(Data entries)
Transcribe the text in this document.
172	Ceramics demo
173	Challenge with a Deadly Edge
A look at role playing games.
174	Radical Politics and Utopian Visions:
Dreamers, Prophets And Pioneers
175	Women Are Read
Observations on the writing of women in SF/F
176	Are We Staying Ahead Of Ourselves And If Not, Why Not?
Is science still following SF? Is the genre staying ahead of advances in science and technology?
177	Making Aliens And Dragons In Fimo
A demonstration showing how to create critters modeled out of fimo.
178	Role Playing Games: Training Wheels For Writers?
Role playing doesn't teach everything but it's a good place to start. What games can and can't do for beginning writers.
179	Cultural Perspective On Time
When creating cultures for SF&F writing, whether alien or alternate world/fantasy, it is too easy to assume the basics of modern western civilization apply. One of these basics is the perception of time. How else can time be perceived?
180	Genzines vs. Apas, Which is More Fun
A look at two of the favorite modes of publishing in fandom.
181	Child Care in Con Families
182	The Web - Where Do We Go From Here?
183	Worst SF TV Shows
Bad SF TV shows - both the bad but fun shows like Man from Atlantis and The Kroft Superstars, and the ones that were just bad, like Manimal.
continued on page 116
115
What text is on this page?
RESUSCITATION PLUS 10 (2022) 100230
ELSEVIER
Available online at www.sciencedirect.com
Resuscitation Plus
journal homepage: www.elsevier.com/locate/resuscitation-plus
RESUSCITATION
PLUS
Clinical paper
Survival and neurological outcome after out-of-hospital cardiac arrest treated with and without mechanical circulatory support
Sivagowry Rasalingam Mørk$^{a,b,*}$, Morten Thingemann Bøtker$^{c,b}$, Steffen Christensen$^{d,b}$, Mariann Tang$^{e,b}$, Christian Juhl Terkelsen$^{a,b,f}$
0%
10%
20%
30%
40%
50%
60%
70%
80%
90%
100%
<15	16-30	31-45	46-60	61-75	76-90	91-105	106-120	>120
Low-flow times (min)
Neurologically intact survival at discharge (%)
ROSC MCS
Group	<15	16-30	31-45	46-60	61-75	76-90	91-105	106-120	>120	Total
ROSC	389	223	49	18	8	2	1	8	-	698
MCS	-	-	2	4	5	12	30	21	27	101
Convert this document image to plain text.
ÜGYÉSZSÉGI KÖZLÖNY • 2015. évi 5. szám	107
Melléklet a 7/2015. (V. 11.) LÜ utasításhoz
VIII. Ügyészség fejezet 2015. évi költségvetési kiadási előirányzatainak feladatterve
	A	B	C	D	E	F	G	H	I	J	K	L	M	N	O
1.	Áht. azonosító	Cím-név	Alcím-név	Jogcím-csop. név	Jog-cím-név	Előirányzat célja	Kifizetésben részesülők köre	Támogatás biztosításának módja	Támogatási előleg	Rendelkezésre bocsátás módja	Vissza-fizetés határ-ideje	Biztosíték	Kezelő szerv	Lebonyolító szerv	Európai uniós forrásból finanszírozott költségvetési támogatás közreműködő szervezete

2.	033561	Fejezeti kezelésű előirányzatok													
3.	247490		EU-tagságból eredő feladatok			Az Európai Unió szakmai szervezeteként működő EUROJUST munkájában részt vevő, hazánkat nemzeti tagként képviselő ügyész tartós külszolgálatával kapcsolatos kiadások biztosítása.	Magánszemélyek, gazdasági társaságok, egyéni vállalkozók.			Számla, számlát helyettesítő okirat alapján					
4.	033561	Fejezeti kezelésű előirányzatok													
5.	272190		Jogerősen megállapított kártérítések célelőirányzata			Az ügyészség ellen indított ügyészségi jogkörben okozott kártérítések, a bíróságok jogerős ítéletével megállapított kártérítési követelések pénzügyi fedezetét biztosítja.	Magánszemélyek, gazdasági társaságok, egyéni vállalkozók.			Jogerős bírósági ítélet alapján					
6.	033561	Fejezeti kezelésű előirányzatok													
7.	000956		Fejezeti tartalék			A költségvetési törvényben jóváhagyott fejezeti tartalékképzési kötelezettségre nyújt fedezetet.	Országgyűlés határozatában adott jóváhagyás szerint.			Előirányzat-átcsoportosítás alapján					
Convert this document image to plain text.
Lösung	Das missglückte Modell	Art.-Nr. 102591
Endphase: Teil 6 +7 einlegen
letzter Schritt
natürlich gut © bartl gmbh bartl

What you have to do: Copy each line that holds the word "Európai".

Correct result:
1.	Áht. azonosító	Cím-név	Alcím-név	Jogcím-csop. név	Jog-cím-név	Előirányzat célja	Kifizetésben részesülők köre	Támogatás biztosításának módja	Támogatási előleg	Rendelkezésre bocsátás módja	Vissza-fizetés határ-ideje	Biztosíték	Kezelő szerv	Lebonyolító szerv	Európai uniós forrásból finanszírozott költségvetési támogatás közreműködő szervezete
3.	247490		EU-tagságból eredő feladatok			Az Európai Unió szakmai szervezeteként működő EUROJUST munkájában részt vevő, hazánkat nemzeti tagként képviselő ügyész tartós külszolgálatával kapcsolatos kiadások biztosítása.	Magánszemélyek, gazdasági társaságok, egyéni vállalkozók.			Számla, számlát helyettesítő okirat alapján					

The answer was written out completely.